[begin MATERIAL SHOWN]

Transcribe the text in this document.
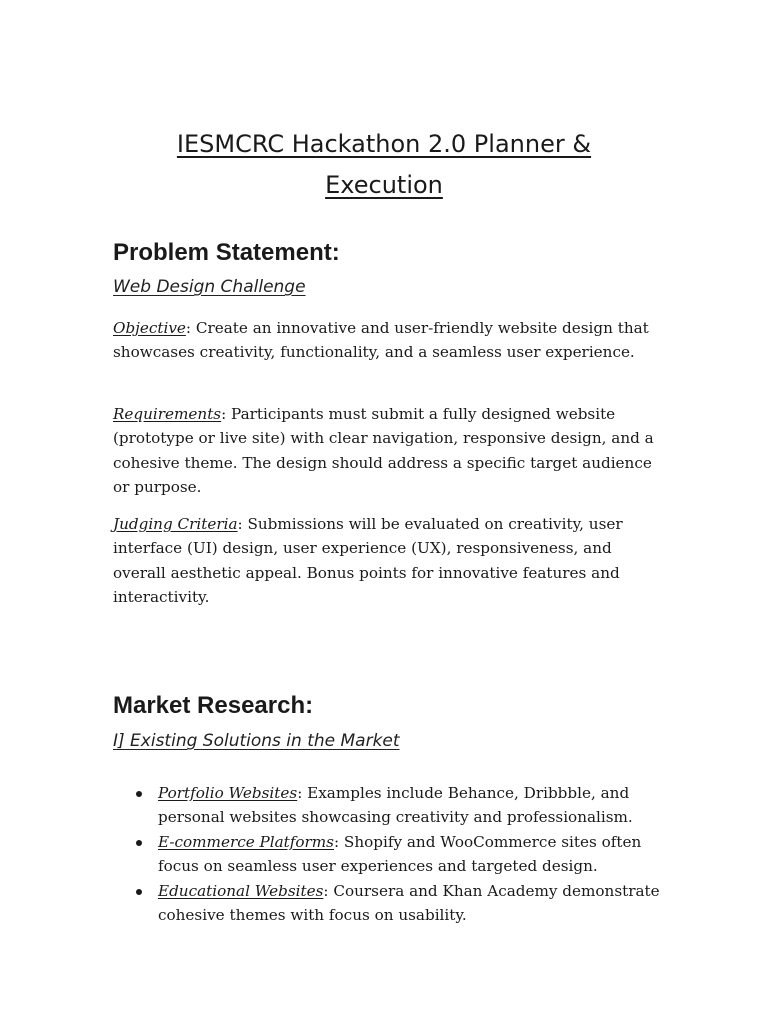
IESMCRC Hackathon 2.0 Planner &
Execution
Problem Statement:

Web Design Challenge

Objective: Create an innovative and user-friendly website design that showcases creativity, functionality, and a seamless user experience.

Requirements: Participants must submit a fully designed website (prototype or live site) with clear navigation, responsive design, and a cohesive theme. The design should address a specific target audience or purpose.

Judging Criteria: Submissions will be evaluated on creativity, user interface (UI) design, user experience (UX), responsiveness, and overall aesthetic appeal. Bonus points for innovative features and interactivity.

Market Research:

I] Existing Solutions in the Market

Portfolio Websites: Examples include Behance, Dribbble, and personal websites showcasing creativity and professionalism.
E-commerce Platforms: Shopify and WooCommerce sites often focus on seamless user experiences and targeted design.
Educational Websites: Coursera and Khan Academy demonstrate cohesive themes with focus on usability.
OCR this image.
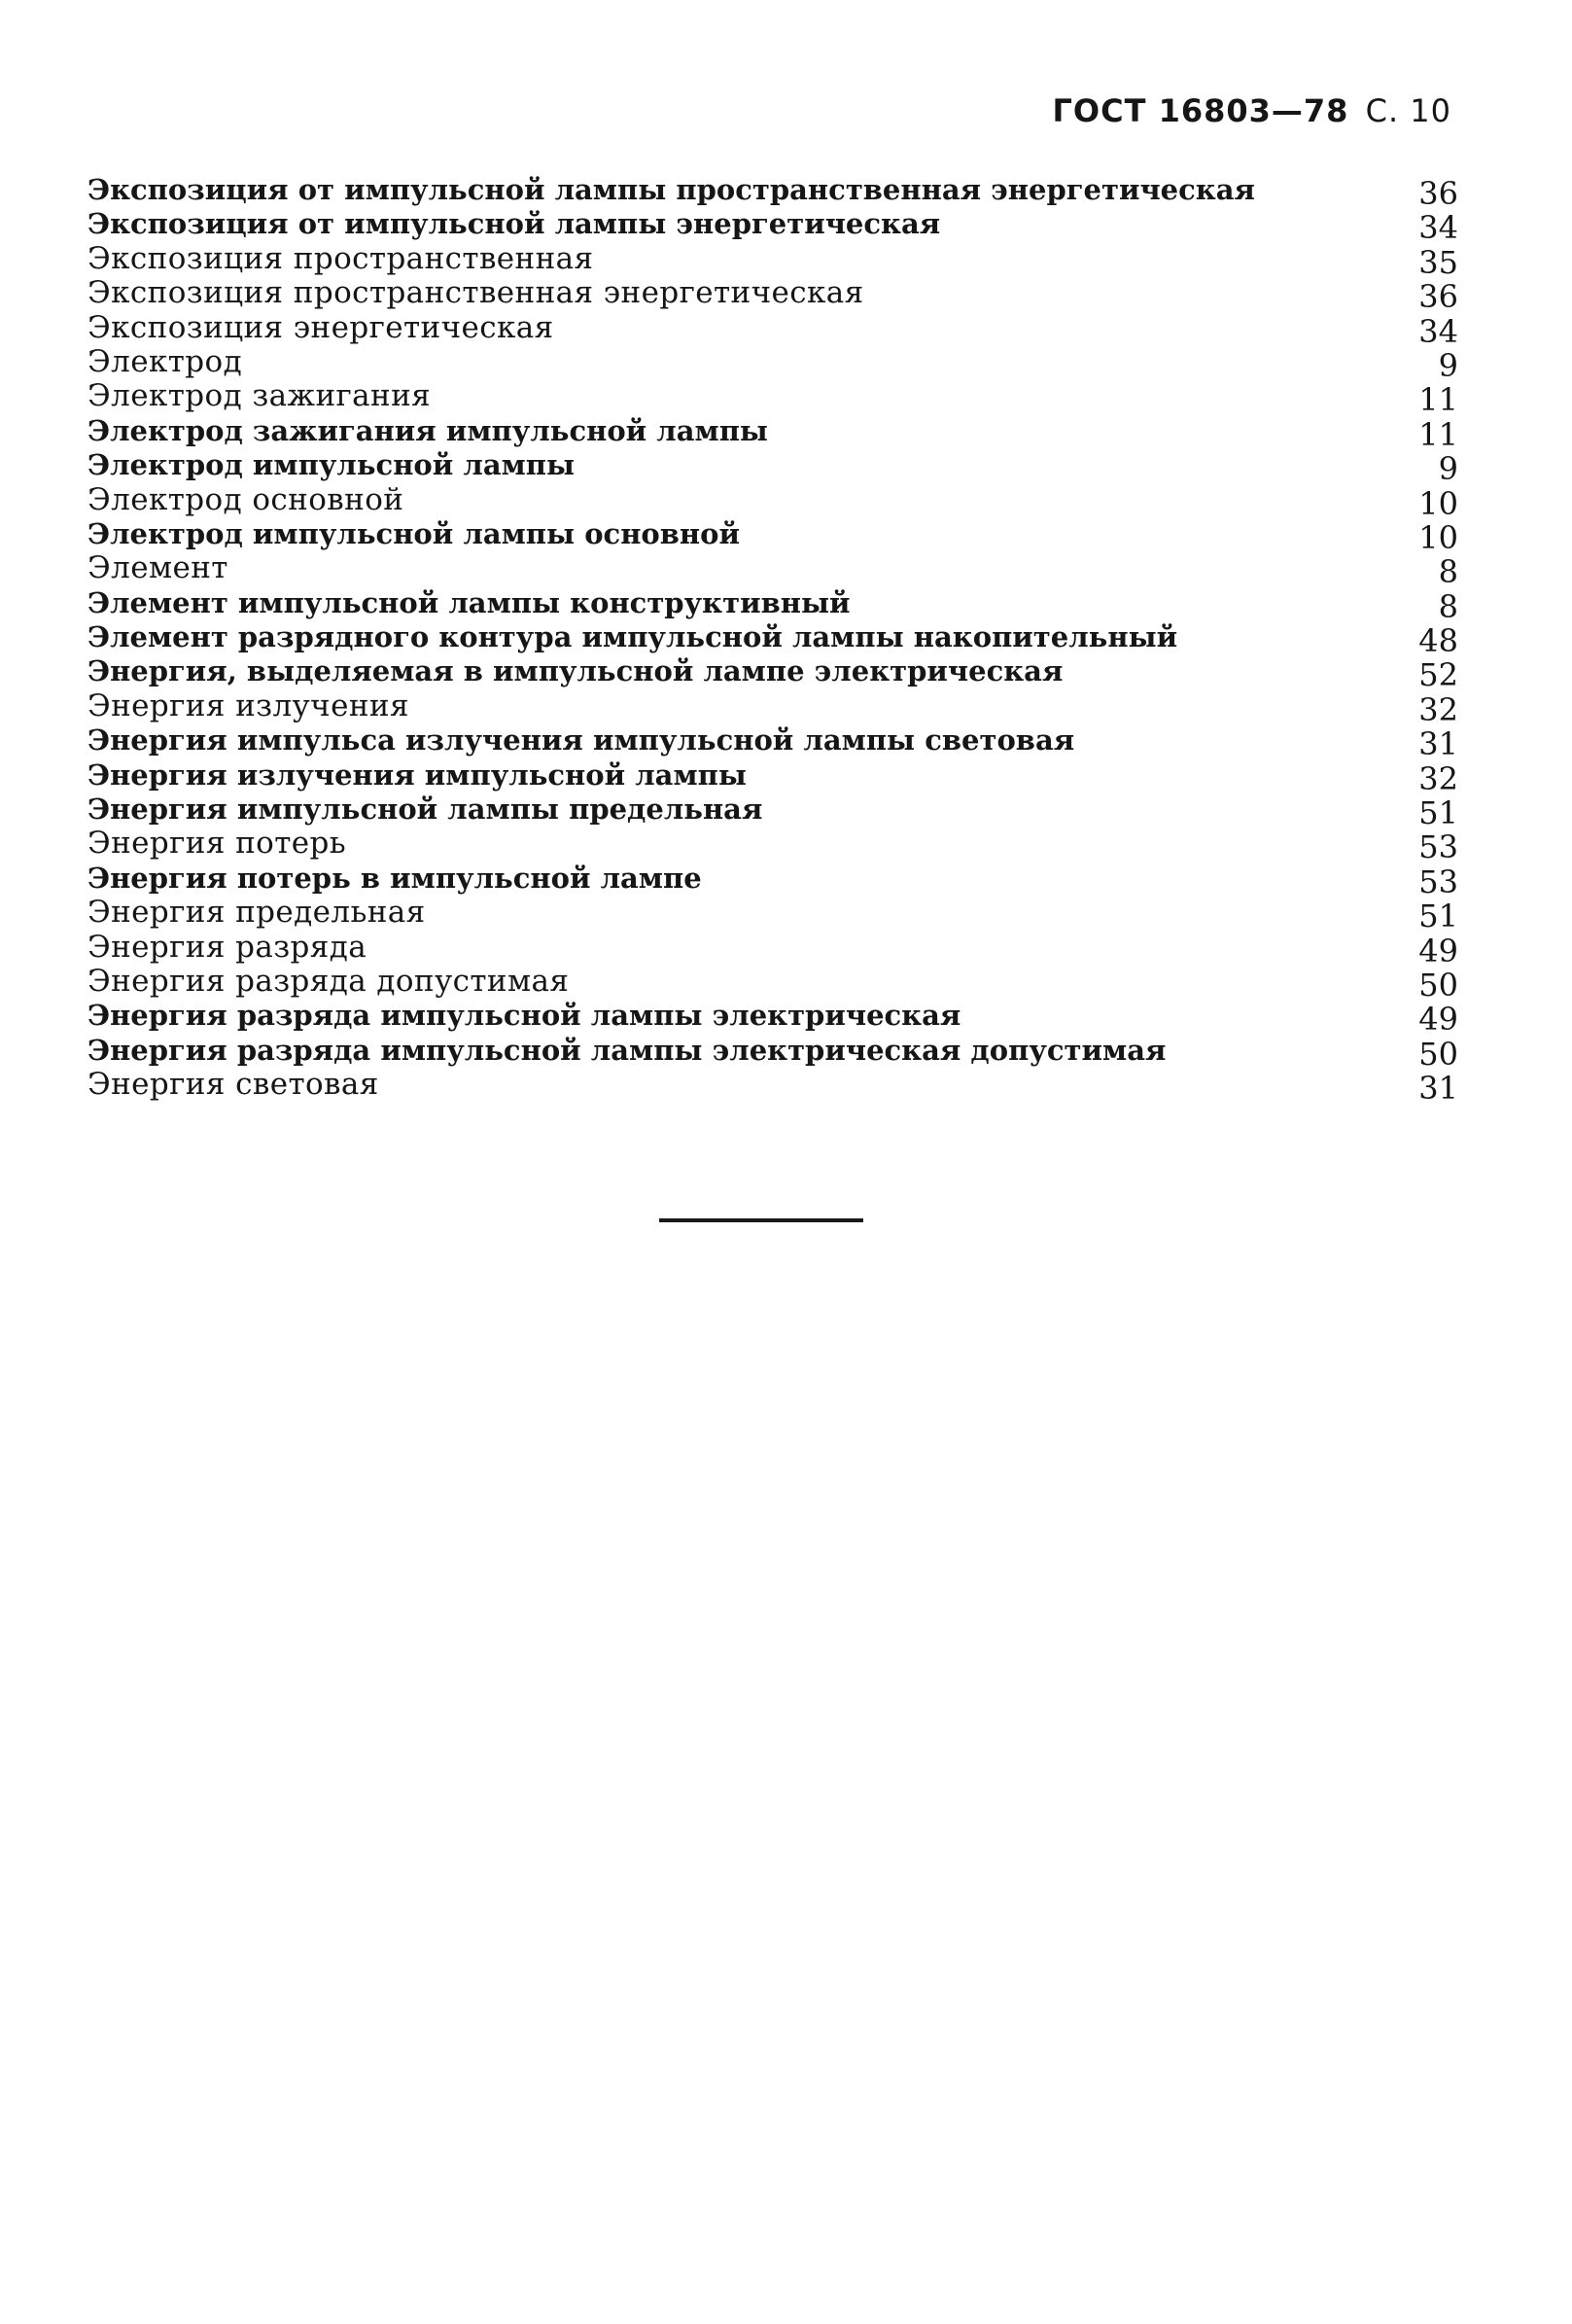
ГОСТ 16803—78 С. 10
Экспозиция от импульсной лампы пространственная энергетическая	36
Экспозиция от импульсной лампы энергетическая	34
Экспозиция пространственная	35
Экспозиция пространственная энергетическая	36
Экспозиция энергетическая	34
Электрод	9
Электрод зажигания	11
Электрод зажигания импульсной лампы	11
Электрод импульсной лампы	9
Электрод основной	10
Электрод импульсной лампы основной	10
Элемент	8
Элемент импульсной лампы конструктивный	8
Элемент разрядного контура импульсной лампы накопительный	48
Энергия, выделяемая в импульсной лампе электрическая	52
Энергия излучения	32
Энергия импульса излучения импульсной лампы световая	31
Энергия излучения импульсной лампы	32
Энергия импульсной лампы предельная	51
Энергия потерь	53
Энергия потерь в импульсной лампе	53
Энергия предельная	51
Энергия разряда	49
Энергия разряда допустимая	50
Энергия разряда импульсной лампы электрическая	49
Энергия разряда импульсной лампы электрическая допустимая	50
Энергия световая	31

[end MATERIAL SHOWN]

> **REQUIRED TASK**: State the number of lines that contain the string "Market", with no other words.

> **COMPLETE RESPONSE**: 2